═══ Given records
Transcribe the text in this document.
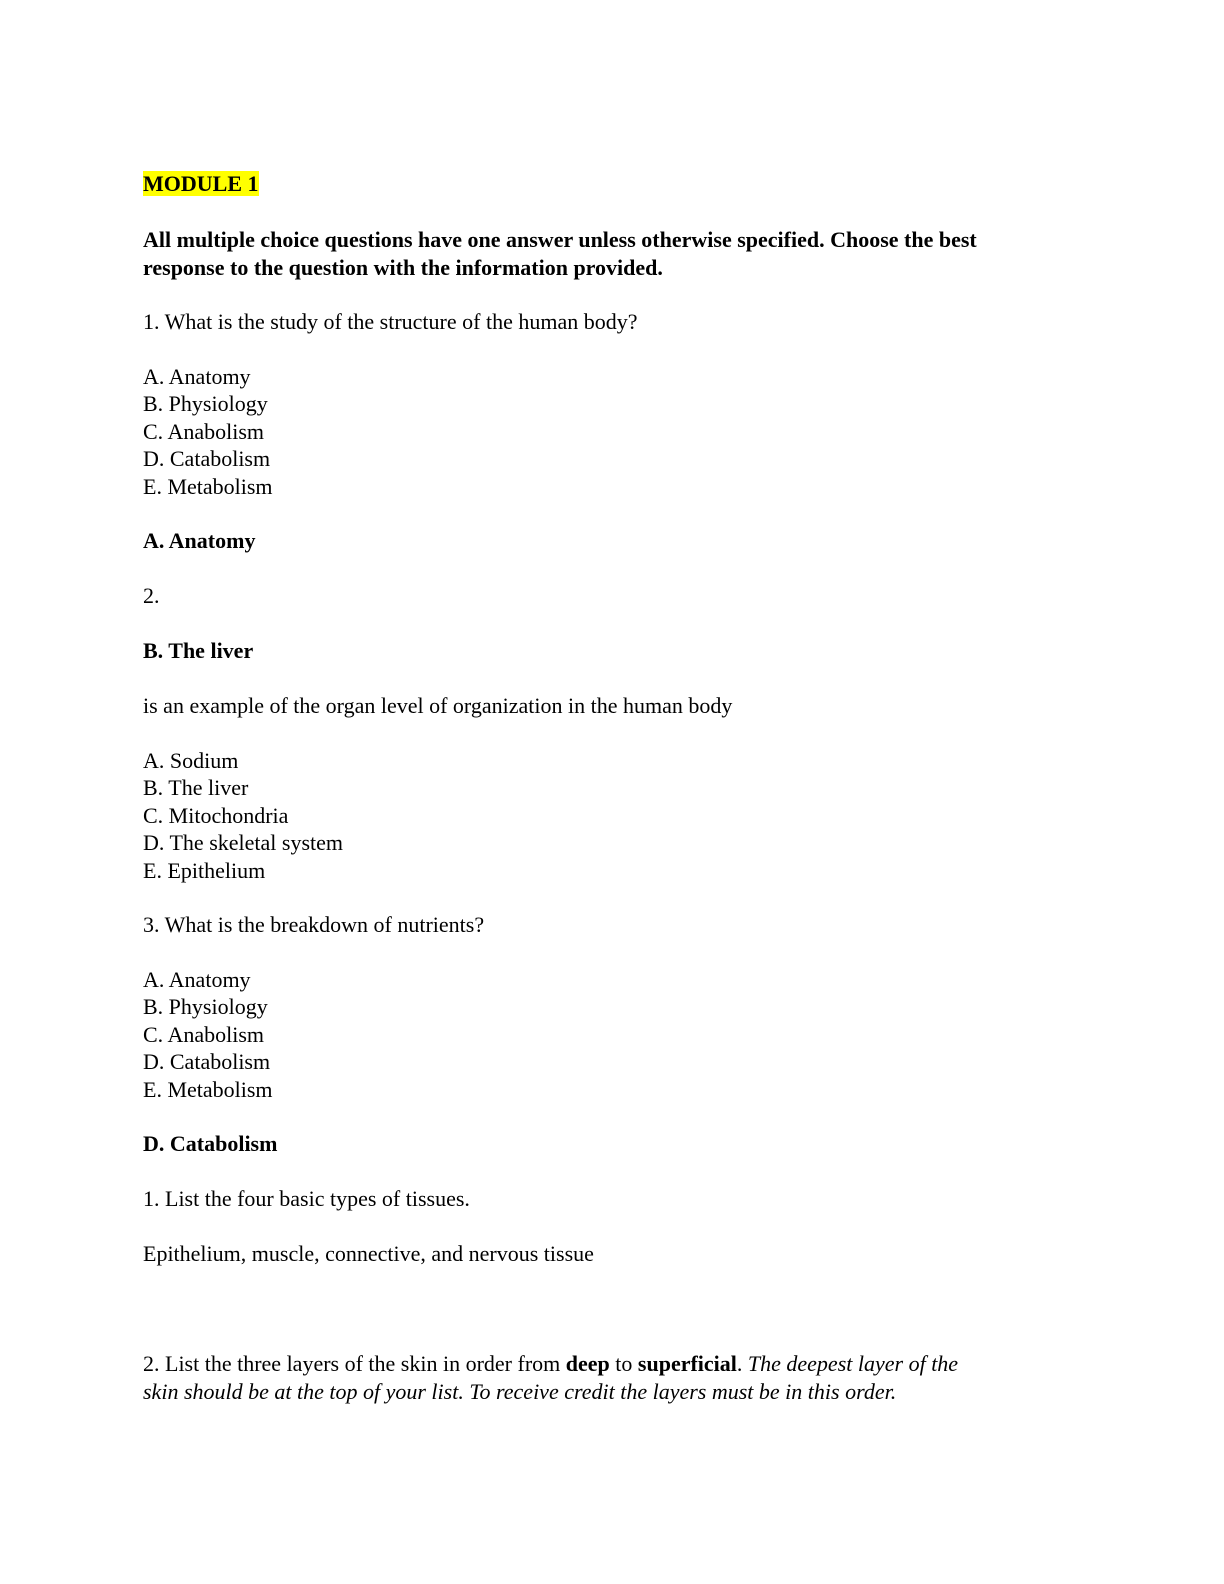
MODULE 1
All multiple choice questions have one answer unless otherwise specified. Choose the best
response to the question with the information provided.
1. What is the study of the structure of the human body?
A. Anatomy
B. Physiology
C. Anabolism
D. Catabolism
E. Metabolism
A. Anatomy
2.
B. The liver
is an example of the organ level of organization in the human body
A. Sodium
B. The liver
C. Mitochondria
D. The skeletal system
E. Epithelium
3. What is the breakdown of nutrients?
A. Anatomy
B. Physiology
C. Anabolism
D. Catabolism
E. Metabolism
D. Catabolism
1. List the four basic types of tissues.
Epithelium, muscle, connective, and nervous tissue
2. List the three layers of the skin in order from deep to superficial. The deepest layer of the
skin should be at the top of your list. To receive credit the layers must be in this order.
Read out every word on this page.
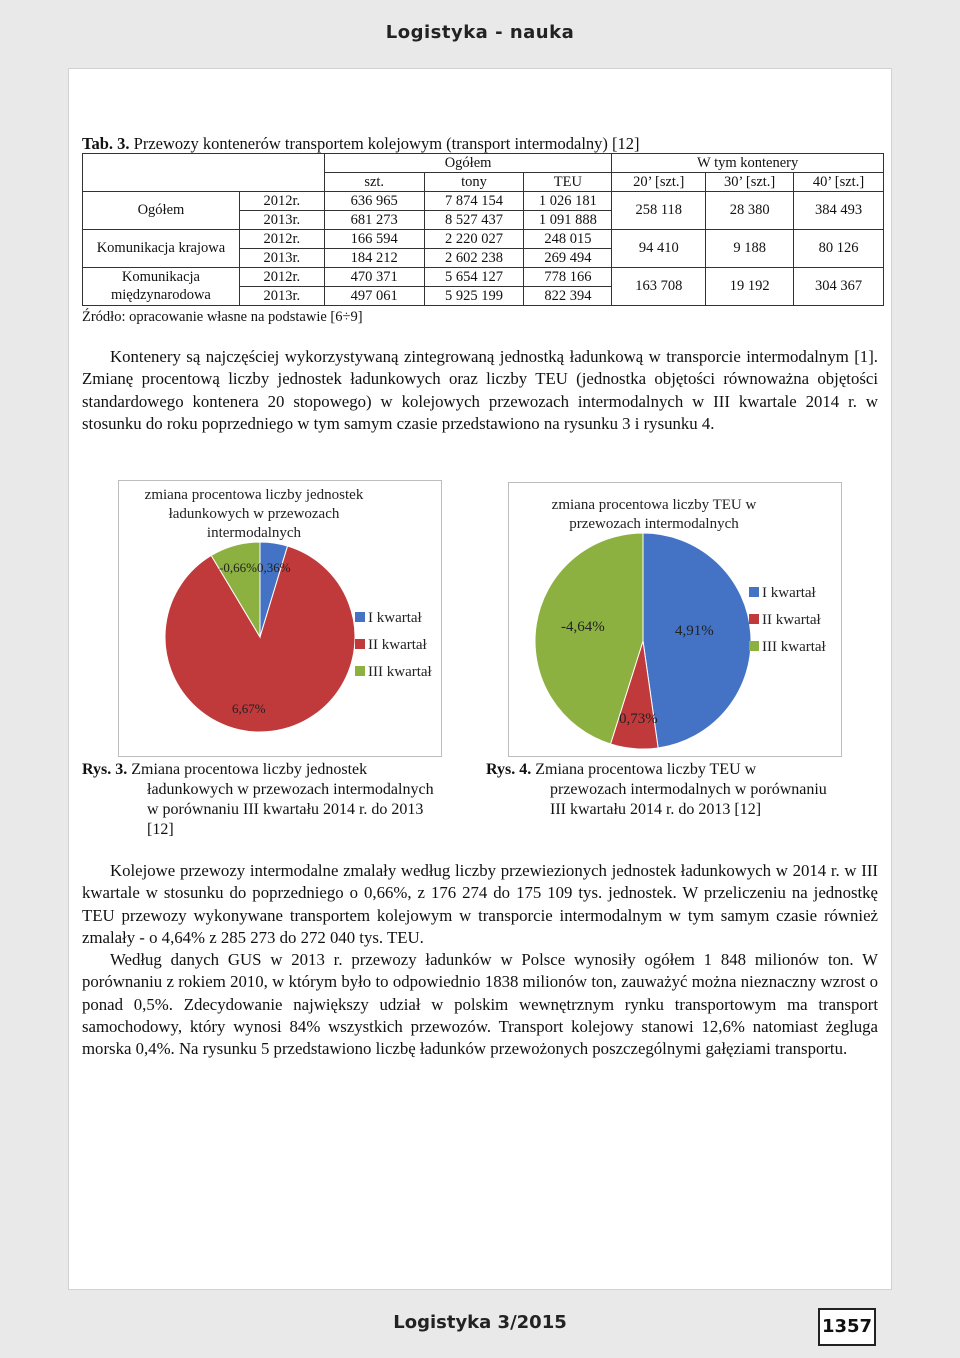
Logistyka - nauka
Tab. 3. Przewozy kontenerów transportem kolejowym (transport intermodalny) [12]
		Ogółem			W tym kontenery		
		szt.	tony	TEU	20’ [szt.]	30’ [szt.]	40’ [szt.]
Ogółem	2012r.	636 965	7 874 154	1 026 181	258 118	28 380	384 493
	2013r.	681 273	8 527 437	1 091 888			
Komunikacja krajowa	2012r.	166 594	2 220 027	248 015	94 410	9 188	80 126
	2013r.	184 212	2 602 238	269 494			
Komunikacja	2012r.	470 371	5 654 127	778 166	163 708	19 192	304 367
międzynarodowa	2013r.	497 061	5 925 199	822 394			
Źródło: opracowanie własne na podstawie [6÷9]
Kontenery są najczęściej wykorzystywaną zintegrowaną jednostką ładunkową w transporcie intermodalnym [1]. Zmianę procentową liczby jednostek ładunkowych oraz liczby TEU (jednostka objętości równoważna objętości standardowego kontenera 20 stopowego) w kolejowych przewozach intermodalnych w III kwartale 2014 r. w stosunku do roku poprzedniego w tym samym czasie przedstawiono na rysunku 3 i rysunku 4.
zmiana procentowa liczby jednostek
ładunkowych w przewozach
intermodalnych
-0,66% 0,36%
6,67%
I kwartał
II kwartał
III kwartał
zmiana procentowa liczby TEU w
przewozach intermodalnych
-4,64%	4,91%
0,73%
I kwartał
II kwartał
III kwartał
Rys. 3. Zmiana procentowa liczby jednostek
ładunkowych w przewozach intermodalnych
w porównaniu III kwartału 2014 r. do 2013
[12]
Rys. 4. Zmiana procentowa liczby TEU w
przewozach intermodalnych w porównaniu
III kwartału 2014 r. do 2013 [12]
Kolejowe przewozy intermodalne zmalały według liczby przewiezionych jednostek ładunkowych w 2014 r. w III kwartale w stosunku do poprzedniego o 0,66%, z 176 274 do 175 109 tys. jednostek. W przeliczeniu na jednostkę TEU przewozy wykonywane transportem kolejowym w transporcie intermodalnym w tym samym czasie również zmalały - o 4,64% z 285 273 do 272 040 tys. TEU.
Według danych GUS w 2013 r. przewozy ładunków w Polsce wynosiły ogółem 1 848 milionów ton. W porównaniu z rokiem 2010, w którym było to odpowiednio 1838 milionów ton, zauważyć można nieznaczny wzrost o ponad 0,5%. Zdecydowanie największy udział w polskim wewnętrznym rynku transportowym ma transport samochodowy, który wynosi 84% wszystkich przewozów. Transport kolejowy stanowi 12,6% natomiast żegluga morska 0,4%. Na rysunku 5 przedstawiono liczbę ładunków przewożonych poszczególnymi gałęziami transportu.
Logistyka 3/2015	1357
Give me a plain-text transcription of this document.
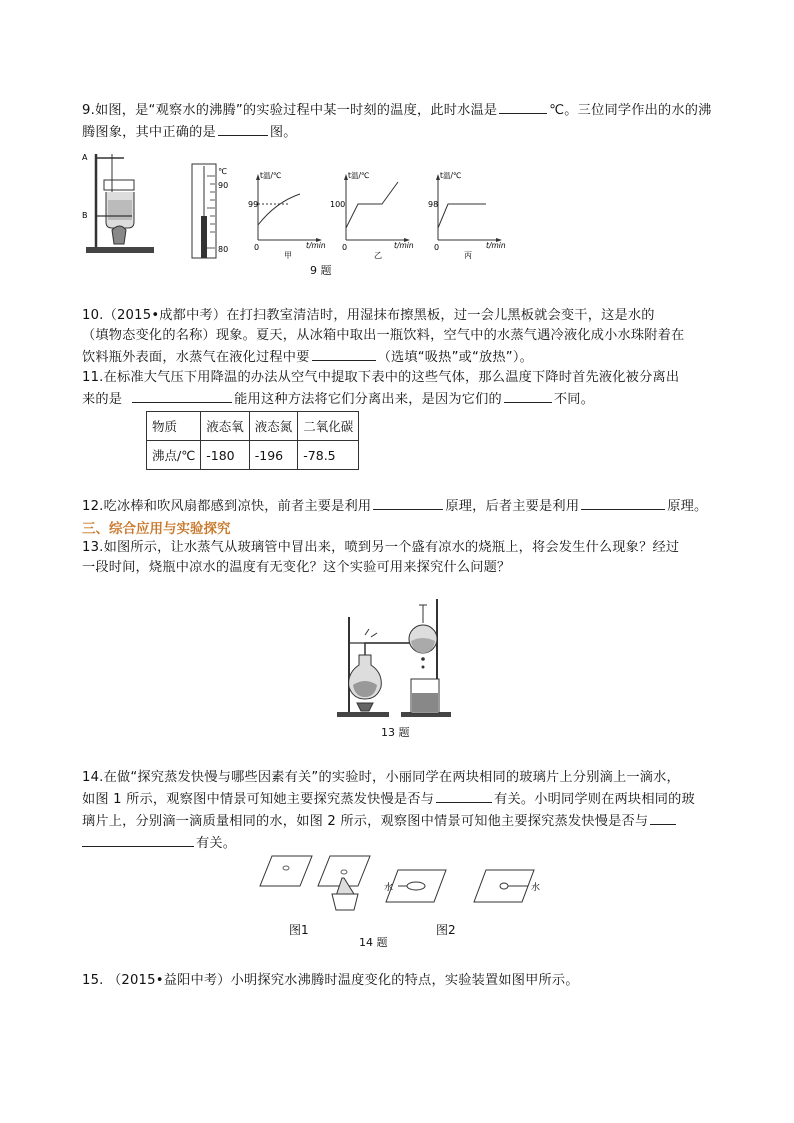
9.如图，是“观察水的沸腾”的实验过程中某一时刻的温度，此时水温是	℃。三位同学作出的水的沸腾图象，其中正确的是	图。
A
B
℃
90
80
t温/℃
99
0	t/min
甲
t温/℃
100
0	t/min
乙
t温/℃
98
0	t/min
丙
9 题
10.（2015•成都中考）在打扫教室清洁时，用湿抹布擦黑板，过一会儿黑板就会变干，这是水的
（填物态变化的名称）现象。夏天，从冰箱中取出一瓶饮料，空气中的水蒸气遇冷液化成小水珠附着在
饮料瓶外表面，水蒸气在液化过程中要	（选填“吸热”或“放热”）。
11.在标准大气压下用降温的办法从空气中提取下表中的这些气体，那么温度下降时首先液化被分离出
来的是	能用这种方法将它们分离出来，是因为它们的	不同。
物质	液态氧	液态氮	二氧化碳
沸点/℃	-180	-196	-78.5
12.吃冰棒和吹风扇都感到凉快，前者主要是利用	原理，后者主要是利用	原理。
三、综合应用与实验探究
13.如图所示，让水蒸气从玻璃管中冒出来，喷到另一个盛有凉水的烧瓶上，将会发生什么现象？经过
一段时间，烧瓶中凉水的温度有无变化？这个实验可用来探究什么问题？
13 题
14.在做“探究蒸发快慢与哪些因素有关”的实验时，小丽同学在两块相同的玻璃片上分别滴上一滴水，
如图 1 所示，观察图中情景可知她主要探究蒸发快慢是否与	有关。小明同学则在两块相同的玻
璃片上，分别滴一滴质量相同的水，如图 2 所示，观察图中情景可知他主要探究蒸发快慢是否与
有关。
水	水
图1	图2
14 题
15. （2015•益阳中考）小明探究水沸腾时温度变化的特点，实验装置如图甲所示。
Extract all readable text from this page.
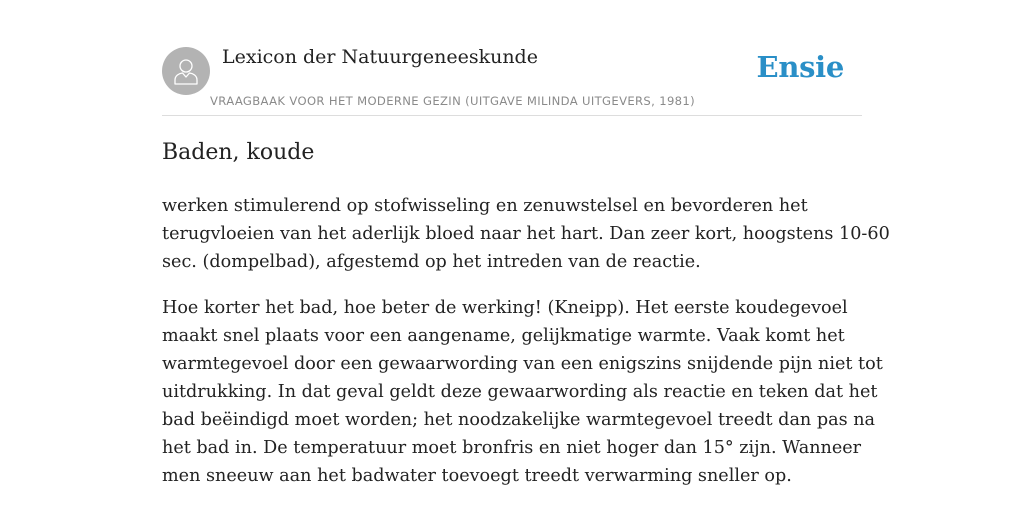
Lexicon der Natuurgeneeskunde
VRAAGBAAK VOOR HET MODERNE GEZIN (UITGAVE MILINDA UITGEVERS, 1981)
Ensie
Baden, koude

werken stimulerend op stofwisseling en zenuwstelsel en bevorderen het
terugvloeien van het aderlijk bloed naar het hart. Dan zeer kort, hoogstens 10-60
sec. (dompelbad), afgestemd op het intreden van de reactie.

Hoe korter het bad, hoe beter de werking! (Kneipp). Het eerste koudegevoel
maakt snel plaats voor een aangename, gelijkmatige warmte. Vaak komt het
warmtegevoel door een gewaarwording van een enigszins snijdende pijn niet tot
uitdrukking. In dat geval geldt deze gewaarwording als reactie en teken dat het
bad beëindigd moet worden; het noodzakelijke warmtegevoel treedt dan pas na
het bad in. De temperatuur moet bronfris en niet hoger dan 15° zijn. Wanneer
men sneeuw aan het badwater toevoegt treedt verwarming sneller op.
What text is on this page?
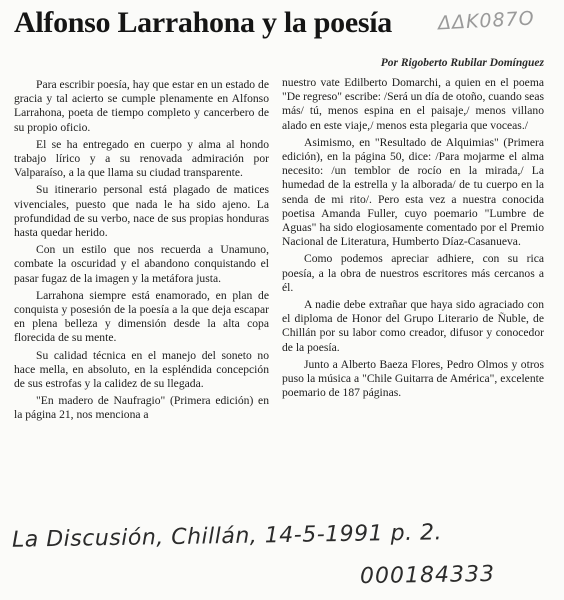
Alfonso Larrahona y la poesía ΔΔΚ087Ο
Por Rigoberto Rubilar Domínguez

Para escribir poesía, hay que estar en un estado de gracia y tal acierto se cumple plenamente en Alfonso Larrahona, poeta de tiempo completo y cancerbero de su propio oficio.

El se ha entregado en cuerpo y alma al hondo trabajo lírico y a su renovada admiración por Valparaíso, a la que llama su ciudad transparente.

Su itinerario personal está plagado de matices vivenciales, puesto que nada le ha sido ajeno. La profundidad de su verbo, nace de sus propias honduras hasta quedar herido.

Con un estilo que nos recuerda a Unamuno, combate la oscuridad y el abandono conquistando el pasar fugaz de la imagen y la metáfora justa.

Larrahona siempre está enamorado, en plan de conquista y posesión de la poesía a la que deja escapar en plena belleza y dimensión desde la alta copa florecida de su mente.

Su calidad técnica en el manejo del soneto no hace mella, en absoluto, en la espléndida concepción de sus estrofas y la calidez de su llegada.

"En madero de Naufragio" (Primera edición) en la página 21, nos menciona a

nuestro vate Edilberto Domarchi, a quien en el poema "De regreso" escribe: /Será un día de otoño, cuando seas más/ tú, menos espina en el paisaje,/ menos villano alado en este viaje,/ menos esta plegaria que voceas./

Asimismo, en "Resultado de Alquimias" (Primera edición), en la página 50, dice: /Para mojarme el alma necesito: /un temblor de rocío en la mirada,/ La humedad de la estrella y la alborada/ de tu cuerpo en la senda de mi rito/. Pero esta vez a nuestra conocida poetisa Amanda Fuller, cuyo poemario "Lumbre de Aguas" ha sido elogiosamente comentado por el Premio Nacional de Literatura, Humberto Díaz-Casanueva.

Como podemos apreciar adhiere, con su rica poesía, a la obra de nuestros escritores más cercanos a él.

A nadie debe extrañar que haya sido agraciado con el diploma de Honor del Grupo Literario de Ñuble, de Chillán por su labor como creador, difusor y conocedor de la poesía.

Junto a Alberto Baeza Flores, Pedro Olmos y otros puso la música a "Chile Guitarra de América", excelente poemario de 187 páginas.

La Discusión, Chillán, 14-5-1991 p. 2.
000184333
══════
▶ What to do
Search the lines for "niet". Copy each line that has it.

▶ Problem solution
warmtegevoel door een gewaarwording van een enigszins snijdende pijn niet tot
het bad in. De temperatuur moet bronfris en niet hoger dan 15° zijn. Wanneer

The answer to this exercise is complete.